[Exercise prompt]
Which lines in the records below contain the word "конкретный"? Copy each one out.

Data entries:
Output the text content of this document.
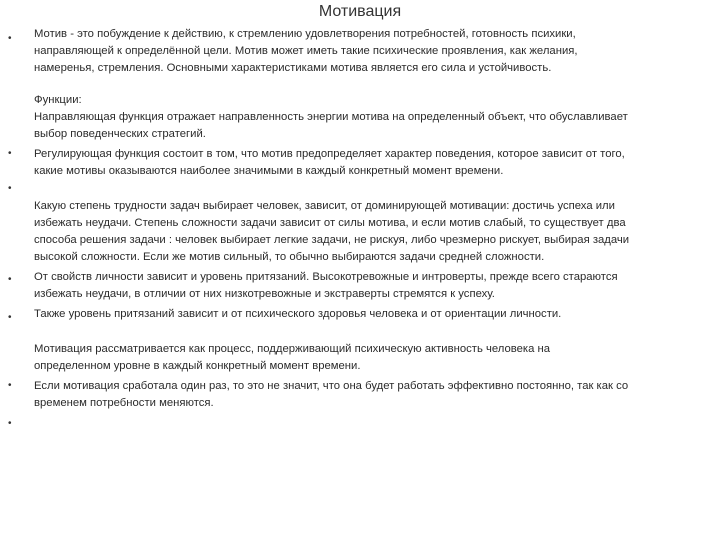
Мотивация
•
•
•
•
•
•
•
Мотив - это побуждение к действию, к стремлению удовлетворения потребностей, готовность психики,
направляющей к определённой цели. Мотив может иметь такие психические проявления, как желания,
намеренья, стремления. Основными характеристиками мотива является его сила и устойчивость.
Функции:
Направляющая функция отражает направленность энергии мотива на определенный объект, что обуславливает
выбор поведенческих стратегий.
Регулирующая функция состоит в том, что мотив предопределяет характер поведения, которое зависит от того,
какие мотивы оказываются наиболее значимыми в каждый конкретный момент времени.
Какую степень трудности задач выбирает человек, зависит, от доминирующей мотивации: достичь успеха или
избежать неудачи. Степень сложности задачи зависит от силы мотива, и если мотив слабый, то существует два
способа решения задачи : человек выбирает легкие задачи, не рискуя, либо чрезмерно рискует, выбирая задачи
высокой сложности. Если же мотив сильный, то обычно выбираются задачи средней сложности.
От свойств личности зависит и уровень притязаний. Высокотревожные и интроверты, прежде всего стараются
избежать неудачи, в отличии от них низкотревожные и экстраверты стремятся к успеху.
Также уровень притязаний зависит и от психического здоровья человека и от ориентации личности.
Мотивация рассматривается как процесс, поддерживающий психическую активность человека на
определенном уровне в каждый конкретный момент времени.
Если мотивация сработала один раз, то это не значит, что она будет работать эффективно постоянно, так как со
временем потребности меняются.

[Finished answer]
какие мотивы оказываются наиболее значимыми в каждый конкретный момент времени.
определенном уровне в каждый конкретный момент времени.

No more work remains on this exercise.